* [Figure dataset records]:
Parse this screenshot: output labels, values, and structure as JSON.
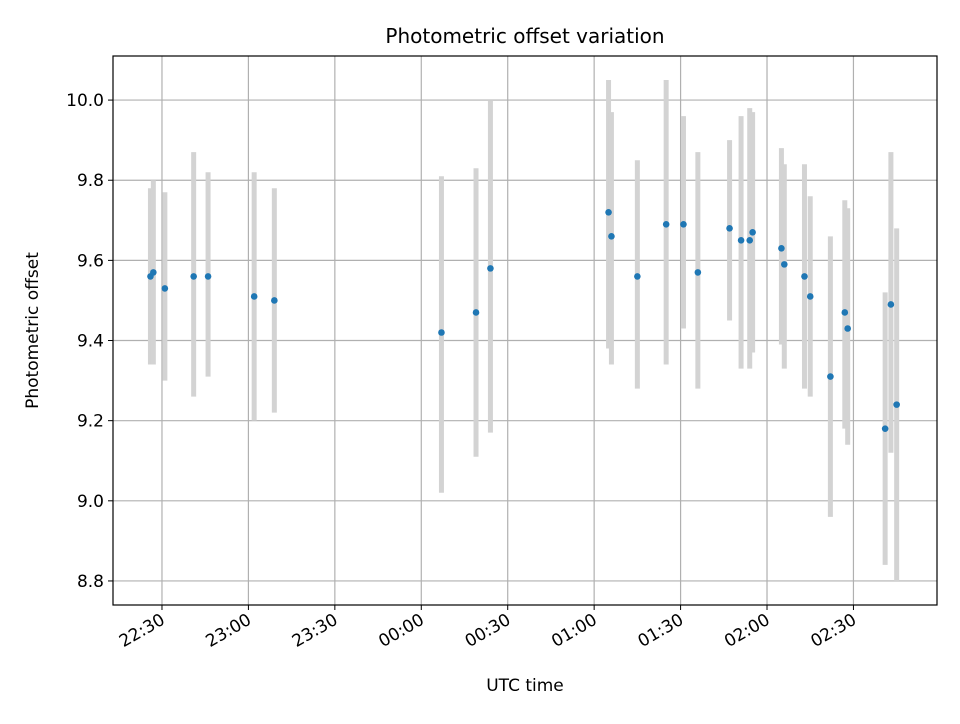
{
  "chart_data": {
    "type": "scatter",
    "title": "Photometric offset variation",
    "xlabel": "UTC time",
    "ylabel": "Photometric offset",
    "x_axis_type": "time",
    "xlim": [
      "22:13",
      "02:59"
    ],
    "ylim": [
      8.74,
      10.11
    ],
    "xticks": [
      "22:30",
      "23:00",
      "23:30",
      "00:00",
      "00:30",
      "01:00",
      "01:30",
      "02:00",
      "02:30"
    ],
    "yticks": [
      8.8,
      9.0,
      9.2,
      9.4,
      9.6,
      9.8,
      10.0
    ],
    "grid": true,
    "colors": {
      "point": "#1f77b4",
      "error_bar": "#d3d3d3",
      "grid": "#b0b0b0"
    },
    "points": [
      {
        "x": "22:26",
        "y": 9.56,
        "lo": 9.34,
        "hi": 9.78
      },
      {
        "x": "22:27",
        "y": 9.57,
        "lo": 9.34,
        "hi": 9.8
      },
      {
        "x": "22:31",
        "y": 9.53,
        "lo": 9.3,
        "hi": 9.77
      },
      {
        "x": "22:41",
        "y": 9.56,
        "lo": 9.26,
        "hi": 9.87
      },
      {
        "x": "22:46",
        "y": 9.56,
        "lo": 9.31,
        "hi": 9.82
      },
      {
        "x": "23:02",
        "y": 9.51,
        "lo": 9.2,
        "hi": 9.82
      },
      {
        "x": "23:09",
        "y": 9.5,
        "lo": 9.22,
        "hi": 9.78
      },
      {
        "x": "00:07",
        "y": 9.42,
        "lo": 9.02,
        "hi": 9.81
      },
      {
        "x": "00:19",
        "y": 9.47,
        "lo": 9.11,
        "hi": 9.83
      },
      {
        "x": "00:24",
        "y": 9.58,
        "lo": 9.17,
        "hi": 10.0
      },
      {
        "x": "01:05",
        "y": 9.72,
        "lo": 9.38,
        "hi": 10.05
      },
      {
        "x": "01:06",
        "y": 9.66,
        "lo": 9.34,
        "hi": 9.97
      },
      {
        "x": "01:15",
        "y": 9.56,
        "lo": 9.28,
        "hi": 9.85
      },
      {
        "x": "01:25",
        "y": 9.69,
        "lo": 9.34,
        "hi": 10.05
      },
      {
        "x": "01:31",
        "y": 9.69,
        "lo": 9.43,
        "hi": 9.96
      },
      {
        "x": "01:36",
        "y": 9.57,
        "lo": 9.28,
        "hi": 9.87
      },
      {
        "x": "01:47",
        "y": 9.68,
        "lo": 9.45,
        "hi": 9.9
      },
      {
        "x": "01:51",
        "y": 9.65,
        "lo": 9.33,
        "hi": 9.96
      },
      {
        "x": "01:54",
        "y": 9.65,
        "lo": 9.33,
        "hi": 9.98
      },
      {
        "x": "01:55",
        "y": 9.67,
        "lo": 9.37,
        "hi": 9.97
      },
      {
        "x": "02:05",
        "y": 9.63,
        "lo": 9.39,
        "hi": 9.88
      },
      {
        "x": "02:06",
        "y": 9.59,
        "lo": 9.33,
        "hi": 9.84
      },
      {
        "x": "02:13",
        "y": 9.56,
        "lo": 9.28,
        "hi": 9.84
      },
      {
        "x": "02:15",
        "y": 9.51,
        "lo": 9.26,
        "hi": 9.76
      },
      {
        "x": "02:22",
        "y": 9.31,
        "lo": 8.96,
        "hi": 9.66
      },
      {
        "x": "02:27",
        "y": 9.47,
        "lo": 9.18,
        "hi": 9.75
      },
      {
        "x": "02:28",
        "y": 9.43,
        "lo": 9.14,
        "hi": 9.73
      },
      {
        "x": "02:41",
        "y": 9.18,
        "lo": 8.84,
        "hi": 9.52
      },
      {
        "x": "02:43",
        "y": 9.49,
        "lo": 9.12,
        "hi": 9.87
      },
      {
        "x": "02:45",
        "y": 9.24,
        "lo": 8.8,
        "hi": 9.68
      }
    ]
  }
}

* [What the task asks]: Transcribe each line above verbatim, with the pictures left out.

* [Expected output]:
Parse this screenshot: output labels, values, and structure as JSON.
{
  "chart_data": {
    "type": "scatter",
    "title": "Photometric offset variation",
    "xlabel": "UTC time",
    "ylabel": "Photometric offset",
    "x_axis_type": "time",
    "xlim": [
      "22:13",
      "02:59"
    ],
    "ylim": [
      8.74,
      10.11
    ],
    "xticks": [
      "22:30",
      "23:00",
      "23:30",
      "00:00",
      "00:30",
      "01:00",
      "01:30",
      "02:00",
      "02:30"
    ],
    "yticks": [
      8.8,
      9.0,
      9.2,
      9.4,
      9.6,
      9.8,
      10.0
    ],
    "grid": true,
    "colors": {
      "point": "#1f77b4",
      "error_bar": "#d3d3d3",
      "grid": "#b0b0b0"
    },
    "points": [
      {
        "x": "22:26",
        "y": 9.56,
        "lo": 9.34,
        "hi": 9.78
      },
      {
        "x": "22:27",
        "y": 9.57,
        "lo": 9.34,
        "hi": 9.8
      },
      {
        "x": "22:31",
        "y": 9.53,
        "lo": 9.3,
        "hi": 9.77
      },
      {
        "x": "22:41",
        "y": 9.56,
        "lo": 9.26,
        "hi": 9.87
      },
      {
        "x": "22:46",
        "y": 9.56,
        "lo": 9.31,
        "hi": 9.82
      },
      {
        "x": "23:02",
        "y": 9.51,
        "lo": 9.2,
        "hi": 9.82
      },
      {
        "x": "23:09",
        "y": 9.5,
        "lo": 9.22,
        "hi": 9.78
      },
      {
        "x": "00:07",
        "y": 9.42,
        "lo": 9.02,
        "hi": 9.81
      },
      {
        "x": "00:19",
        "y": 9.47,
        "lo": 9.11,
        "hi": 9.83
      },
      {
        "x": "00:24",
        "y": 9.58,
        "lo": 9.17,
        "hi": 10.0
      },
      {
        "x": "01:05",
        "y": 9.72,
        "lo": 9.38,
        "hi": 10.05
      },
      {
        "x": "01:06",
        "y": 9.66,
        "lo": 9.34,
        "hi": 9.97
      },
      {
        "x": "01:15",
        "y": 9.56,
        "lo": 9.28,
        "hi": 9.85
      },
      {
        "x": "01:25",
        "y": 9.69,
        "lo": 9.34,
        "hi": 10.05
      },
      {
        "x": "01:31",
        "y": 9.69,
        "lo": 9.43,
        "hi": 9.96
      },
      {
        "x": "01:36",
        "y": 9.57,
        "lo": 9.28,
        "hi": 9.87
      },
      {
        "x": "01:47",
        "y": 9.68,
        "lo": 9.45,
        "hi": 9.9
      },
      {
        "x": "01:51",
        "y": 9.65,
        "lo": 9.33,
        "hi": 9.96
      },
      {
        "x": "01:54",
        "y": 9.65,
        "lo": 9.33,
        "hi": 9.98
      },
      {
        "x": "01:55",
        "y": 9.67,
        "lo": 9.37,
        "hi": 9.97
      },
      {
        "x": "02:05",
        "y": 9.63,
        "lo": 9.39,
        "hi": 9.88
      },
      {
        "x": "02:06",
        "y": 9.59,
        "lo": 9.33,
        "hi": 9.84
      },
      {
        "x": "02:13",
        "y": 9.56,
        "lo": 9.28,
        "hi": 9.84
      },
      {
        "x": "02:15",
        "y": 9.51,
        "lo": 9.26,
        "hi": 9.76
      },
      {
        "x": "02:22",
        "y": 9.31,
        "lo": 8.96,
        "hi": 9.66
      },
      {
        "x": "02:27",
        "y": 9.47,
        "lo": 9.18,
        "hi": 9.75
      },
      {
        "x": "02:28",
        "y": 9.43,
        "lo": 9.14,
        "hi": 9.73
      },
      {
        "x": "02:41",
        "y": 9.18,
        "lo": 8.84,
        "hi": 9.52
      },
      {
        "x": "02:43",
        "y": 9.49,
        "lo": 9.12,
        "hi": 9.87
      },
      {
        "x": "02:45",
        "y": 9.24,
        "lo": 8.8,
        "hi": 9.68
      }
    ]
  }
}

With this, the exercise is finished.